**Exercise goal**
Copy out each line of the material in which the word "JSON" appears.

## START Data for this exercise

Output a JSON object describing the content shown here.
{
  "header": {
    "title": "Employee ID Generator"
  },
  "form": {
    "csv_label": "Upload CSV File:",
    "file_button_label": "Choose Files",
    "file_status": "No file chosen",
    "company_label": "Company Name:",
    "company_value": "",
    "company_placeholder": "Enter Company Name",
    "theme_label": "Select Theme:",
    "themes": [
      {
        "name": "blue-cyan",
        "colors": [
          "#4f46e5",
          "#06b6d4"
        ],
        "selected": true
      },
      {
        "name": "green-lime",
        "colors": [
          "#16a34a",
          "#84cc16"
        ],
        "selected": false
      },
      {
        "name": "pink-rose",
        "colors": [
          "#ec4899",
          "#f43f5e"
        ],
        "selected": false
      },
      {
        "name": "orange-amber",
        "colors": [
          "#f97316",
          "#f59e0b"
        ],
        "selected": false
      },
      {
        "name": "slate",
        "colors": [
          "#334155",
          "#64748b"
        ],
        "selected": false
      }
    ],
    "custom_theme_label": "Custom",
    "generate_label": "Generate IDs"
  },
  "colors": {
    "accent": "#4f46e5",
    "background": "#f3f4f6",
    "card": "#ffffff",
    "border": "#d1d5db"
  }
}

## END Data for this exercise
## START Data for this exercise

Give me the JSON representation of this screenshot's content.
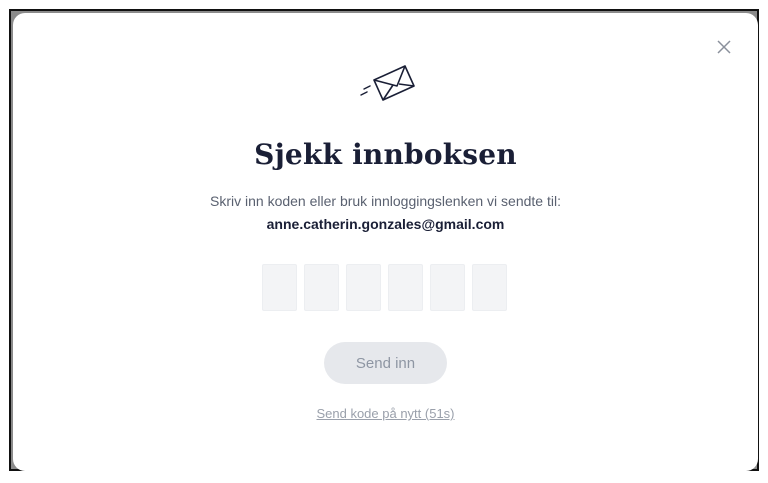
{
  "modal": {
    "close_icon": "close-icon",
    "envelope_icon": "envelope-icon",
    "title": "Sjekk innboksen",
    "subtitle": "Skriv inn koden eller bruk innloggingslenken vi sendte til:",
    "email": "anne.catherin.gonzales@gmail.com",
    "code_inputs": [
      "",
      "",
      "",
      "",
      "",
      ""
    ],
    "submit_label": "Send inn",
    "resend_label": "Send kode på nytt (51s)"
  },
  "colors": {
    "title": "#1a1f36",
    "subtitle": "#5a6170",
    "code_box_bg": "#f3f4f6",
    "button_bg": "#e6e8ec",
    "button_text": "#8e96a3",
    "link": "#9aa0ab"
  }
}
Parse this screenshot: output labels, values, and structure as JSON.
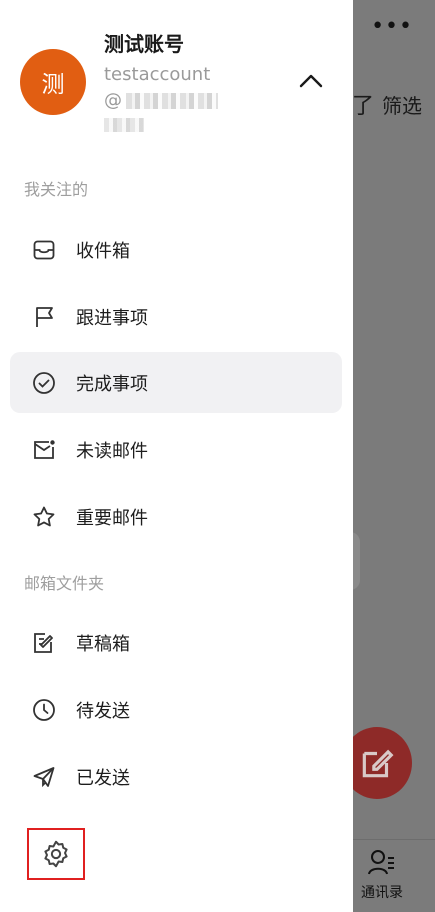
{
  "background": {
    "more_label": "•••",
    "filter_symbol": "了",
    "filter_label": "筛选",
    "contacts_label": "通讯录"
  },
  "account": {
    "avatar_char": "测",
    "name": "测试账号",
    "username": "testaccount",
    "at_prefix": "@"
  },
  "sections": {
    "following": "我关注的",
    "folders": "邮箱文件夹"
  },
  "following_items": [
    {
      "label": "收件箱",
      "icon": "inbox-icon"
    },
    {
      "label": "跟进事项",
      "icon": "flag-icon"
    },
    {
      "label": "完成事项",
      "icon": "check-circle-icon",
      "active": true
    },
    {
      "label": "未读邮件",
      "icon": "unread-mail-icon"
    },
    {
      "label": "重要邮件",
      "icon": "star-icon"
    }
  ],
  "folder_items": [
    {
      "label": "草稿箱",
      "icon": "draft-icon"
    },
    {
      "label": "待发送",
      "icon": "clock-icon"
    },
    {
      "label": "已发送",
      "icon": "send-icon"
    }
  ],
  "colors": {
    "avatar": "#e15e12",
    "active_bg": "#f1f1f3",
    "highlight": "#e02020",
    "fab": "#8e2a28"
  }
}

## END Data for this exercise

**Written answer**
Output a JSON object describing the content shown here.
Give me the JSON representation of this screenshot's content.
Parse this screenshot: output labels, values, and structure as JSON.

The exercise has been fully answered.